## [Short problem]
How many lines of these entries include the string "善始者实繁"? State the number alone.

## [Supplied material]
════════
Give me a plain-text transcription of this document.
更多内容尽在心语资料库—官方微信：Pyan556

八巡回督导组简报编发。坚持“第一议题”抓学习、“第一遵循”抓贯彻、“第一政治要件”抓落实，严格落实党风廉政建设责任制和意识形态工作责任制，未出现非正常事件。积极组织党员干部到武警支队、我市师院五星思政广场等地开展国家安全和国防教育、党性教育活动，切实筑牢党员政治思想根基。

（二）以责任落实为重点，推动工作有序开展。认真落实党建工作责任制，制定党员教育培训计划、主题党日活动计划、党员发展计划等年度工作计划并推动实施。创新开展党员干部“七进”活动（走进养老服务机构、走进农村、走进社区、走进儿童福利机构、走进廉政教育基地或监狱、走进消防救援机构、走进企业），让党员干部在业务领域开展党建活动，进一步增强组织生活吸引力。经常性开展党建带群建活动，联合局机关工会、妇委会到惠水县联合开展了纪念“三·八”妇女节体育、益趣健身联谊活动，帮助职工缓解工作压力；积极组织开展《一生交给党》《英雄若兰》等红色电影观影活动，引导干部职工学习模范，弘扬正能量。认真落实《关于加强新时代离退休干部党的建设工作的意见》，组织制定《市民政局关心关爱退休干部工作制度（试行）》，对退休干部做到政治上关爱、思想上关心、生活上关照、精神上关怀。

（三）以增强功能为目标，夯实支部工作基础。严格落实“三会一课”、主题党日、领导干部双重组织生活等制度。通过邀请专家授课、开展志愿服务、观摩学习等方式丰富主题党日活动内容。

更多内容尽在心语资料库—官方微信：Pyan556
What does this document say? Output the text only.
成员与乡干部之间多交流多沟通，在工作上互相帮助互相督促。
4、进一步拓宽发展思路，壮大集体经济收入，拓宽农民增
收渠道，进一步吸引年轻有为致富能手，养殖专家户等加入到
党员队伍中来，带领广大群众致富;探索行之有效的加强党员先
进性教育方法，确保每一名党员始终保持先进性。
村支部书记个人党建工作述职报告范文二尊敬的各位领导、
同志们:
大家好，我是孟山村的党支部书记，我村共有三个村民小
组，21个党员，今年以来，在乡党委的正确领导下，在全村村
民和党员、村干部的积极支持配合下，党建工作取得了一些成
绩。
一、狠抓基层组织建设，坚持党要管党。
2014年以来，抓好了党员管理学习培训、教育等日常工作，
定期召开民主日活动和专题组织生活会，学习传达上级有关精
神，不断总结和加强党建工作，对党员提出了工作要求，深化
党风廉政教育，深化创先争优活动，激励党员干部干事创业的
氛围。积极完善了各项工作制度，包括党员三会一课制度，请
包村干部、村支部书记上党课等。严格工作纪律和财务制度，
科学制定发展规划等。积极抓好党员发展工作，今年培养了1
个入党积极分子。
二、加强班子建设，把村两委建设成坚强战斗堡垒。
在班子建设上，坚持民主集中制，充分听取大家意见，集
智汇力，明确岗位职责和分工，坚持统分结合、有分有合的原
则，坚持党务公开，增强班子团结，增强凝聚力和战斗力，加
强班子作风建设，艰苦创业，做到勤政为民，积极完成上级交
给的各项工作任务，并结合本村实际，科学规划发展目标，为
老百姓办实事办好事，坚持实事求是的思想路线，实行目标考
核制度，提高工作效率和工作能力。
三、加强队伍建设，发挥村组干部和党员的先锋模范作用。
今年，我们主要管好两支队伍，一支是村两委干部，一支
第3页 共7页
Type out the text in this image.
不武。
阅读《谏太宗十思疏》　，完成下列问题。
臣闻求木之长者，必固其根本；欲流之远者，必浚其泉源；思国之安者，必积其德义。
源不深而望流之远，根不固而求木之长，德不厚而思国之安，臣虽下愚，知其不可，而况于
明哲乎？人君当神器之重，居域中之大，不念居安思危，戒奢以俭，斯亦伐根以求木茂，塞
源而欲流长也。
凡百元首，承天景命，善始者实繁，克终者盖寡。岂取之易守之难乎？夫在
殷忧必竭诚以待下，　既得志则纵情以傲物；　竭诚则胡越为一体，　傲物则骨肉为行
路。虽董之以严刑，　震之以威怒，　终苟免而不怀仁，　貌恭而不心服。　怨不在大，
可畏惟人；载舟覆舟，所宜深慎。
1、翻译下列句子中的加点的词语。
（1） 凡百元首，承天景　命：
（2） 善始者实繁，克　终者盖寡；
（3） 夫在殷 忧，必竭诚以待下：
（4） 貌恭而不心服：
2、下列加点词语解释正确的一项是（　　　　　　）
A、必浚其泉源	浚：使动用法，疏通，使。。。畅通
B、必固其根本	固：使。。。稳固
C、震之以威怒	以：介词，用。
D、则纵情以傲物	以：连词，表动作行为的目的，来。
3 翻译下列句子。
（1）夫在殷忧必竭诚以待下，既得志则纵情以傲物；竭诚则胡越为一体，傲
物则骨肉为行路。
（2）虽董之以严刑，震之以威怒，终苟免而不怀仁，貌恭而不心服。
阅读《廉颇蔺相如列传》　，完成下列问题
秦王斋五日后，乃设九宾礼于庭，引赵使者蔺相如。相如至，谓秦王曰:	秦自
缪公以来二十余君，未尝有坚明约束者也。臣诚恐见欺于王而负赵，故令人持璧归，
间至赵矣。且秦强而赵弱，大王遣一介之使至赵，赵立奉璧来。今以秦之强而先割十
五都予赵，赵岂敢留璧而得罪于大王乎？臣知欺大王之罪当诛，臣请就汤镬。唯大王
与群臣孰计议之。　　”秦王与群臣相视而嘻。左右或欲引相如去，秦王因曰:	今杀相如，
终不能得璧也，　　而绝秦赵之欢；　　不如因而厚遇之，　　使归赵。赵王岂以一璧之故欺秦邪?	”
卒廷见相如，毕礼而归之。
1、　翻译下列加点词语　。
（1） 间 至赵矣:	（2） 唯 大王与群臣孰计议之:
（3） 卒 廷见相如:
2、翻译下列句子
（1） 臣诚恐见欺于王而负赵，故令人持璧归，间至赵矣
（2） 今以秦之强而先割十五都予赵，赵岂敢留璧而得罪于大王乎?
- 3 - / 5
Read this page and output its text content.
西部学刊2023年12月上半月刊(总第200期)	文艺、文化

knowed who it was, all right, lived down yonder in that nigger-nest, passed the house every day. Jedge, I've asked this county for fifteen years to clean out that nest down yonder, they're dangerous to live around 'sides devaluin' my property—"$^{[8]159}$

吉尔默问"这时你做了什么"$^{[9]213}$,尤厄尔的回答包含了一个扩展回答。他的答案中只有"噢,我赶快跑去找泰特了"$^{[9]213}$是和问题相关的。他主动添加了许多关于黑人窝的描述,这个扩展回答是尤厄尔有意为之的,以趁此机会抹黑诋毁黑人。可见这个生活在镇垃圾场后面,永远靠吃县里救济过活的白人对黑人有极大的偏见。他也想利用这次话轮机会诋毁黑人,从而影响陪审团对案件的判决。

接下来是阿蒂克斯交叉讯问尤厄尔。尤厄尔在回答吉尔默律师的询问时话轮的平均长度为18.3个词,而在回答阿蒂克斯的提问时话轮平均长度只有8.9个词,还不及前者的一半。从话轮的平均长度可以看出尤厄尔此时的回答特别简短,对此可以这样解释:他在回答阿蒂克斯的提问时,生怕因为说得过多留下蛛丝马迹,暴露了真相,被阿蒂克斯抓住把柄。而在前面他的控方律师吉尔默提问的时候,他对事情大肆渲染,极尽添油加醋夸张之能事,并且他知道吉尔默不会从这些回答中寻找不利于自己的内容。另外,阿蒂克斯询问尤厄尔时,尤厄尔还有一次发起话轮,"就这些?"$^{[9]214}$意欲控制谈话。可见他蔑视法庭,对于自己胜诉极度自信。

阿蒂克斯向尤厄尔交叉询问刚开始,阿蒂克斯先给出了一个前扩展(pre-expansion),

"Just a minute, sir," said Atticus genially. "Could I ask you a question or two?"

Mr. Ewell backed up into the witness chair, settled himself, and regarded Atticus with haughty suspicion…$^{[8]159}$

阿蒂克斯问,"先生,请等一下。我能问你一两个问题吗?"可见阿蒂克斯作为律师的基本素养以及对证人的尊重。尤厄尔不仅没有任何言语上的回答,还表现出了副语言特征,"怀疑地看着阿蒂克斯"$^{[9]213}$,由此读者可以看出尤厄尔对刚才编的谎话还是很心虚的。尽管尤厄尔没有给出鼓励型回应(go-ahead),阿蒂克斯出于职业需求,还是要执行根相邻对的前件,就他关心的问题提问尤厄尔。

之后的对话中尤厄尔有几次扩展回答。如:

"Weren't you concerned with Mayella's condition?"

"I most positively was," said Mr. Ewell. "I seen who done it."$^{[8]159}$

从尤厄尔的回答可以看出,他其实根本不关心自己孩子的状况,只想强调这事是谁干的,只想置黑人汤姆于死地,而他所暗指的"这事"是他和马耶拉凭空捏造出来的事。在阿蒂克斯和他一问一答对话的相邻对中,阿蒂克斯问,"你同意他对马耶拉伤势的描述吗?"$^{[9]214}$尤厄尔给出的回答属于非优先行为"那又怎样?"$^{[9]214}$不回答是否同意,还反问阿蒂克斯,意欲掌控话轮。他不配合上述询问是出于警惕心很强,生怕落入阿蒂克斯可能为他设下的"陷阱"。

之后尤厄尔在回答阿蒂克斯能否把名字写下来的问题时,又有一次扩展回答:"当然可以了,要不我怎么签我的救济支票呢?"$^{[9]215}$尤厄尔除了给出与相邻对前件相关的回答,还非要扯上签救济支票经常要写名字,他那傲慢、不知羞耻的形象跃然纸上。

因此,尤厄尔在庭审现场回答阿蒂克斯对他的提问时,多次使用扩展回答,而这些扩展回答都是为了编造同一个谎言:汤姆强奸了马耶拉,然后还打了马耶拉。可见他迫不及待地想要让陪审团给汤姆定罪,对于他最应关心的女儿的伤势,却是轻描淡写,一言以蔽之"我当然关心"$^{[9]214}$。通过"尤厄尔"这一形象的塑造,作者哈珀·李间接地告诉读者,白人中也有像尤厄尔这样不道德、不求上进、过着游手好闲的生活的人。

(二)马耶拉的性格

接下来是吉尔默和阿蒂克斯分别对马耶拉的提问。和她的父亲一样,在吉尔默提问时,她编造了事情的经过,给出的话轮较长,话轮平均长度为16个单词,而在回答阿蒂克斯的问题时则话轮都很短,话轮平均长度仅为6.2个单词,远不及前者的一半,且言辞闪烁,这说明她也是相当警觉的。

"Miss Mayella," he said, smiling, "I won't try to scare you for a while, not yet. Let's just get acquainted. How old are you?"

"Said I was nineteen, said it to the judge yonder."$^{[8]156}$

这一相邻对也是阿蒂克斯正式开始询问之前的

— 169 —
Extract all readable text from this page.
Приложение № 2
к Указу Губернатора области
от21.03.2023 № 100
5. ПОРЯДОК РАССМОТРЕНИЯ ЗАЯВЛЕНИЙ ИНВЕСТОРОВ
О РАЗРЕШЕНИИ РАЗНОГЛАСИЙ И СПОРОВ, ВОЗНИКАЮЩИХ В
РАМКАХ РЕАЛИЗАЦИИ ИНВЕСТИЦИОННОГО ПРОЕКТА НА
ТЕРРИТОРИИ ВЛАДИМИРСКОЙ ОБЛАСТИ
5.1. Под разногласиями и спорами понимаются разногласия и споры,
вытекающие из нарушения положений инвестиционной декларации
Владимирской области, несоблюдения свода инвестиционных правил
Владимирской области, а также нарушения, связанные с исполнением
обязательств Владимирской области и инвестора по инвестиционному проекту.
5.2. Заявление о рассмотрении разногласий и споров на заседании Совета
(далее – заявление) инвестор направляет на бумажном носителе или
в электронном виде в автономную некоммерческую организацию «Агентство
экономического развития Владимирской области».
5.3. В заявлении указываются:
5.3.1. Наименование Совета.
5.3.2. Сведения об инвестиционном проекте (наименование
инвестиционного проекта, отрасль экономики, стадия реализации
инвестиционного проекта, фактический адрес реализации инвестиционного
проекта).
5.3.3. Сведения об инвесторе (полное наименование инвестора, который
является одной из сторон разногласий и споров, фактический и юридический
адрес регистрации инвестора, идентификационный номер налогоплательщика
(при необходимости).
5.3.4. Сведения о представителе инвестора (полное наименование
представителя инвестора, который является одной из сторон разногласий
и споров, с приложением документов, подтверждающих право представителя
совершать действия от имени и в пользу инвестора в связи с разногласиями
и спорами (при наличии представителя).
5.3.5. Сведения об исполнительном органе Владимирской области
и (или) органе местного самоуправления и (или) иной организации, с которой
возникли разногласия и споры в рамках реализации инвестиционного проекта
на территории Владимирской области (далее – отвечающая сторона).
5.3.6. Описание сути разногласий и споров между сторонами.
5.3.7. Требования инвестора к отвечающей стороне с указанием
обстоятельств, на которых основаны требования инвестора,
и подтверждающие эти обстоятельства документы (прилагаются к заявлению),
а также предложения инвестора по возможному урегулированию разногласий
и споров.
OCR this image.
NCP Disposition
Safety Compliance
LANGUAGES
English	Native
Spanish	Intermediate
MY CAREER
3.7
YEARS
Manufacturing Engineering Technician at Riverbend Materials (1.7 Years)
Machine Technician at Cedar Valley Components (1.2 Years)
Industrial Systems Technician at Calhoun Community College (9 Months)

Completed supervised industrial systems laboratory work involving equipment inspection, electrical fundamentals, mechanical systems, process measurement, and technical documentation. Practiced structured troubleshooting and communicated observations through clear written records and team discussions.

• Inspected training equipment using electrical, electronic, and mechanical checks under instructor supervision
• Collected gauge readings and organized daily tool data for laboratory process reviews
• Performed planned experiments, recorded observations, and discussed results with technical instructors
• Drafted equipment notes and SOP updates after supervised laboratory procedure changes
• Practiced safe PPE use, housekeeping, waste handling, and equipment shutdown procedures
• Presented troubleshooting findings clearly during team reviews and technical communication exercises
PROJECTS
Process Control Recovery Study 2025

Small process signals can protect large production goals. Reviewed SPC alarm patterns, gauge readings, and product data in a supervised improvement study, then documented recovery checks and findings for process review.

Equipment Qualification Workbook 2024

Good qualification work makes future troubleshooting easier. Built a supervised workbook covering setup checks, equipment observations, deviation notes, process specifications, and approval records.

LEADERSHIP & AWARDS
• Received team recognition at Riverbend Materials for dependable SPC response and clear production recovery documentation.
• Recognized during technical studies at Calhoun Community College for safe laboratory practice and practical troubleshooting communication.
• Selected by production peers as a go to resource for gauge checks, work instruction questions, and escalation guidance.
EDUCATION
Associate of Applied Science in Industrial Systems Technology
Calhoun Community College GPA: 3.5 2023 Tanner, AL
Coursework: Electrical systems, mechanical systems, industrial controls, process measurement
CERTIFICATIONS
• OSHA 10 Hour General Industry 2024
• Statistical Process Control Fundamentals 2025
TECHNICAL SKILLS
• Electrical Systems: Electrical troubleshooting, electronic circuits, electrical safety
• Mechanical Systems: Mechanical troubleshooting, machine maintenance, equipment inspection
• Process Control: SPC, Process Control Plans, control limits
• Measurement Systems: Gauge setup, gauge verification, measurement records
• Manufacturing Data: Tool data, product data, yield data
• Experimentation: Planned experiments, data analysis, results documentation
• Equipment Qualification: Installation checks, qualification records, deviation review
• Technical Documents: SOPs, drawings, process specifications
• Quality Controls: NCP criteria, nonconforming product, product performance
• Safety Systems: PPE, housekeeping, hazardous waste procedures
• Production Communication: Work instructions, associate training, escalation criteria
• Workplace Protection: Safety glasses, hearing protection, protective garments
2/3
════════
## [Result for this exercise]
2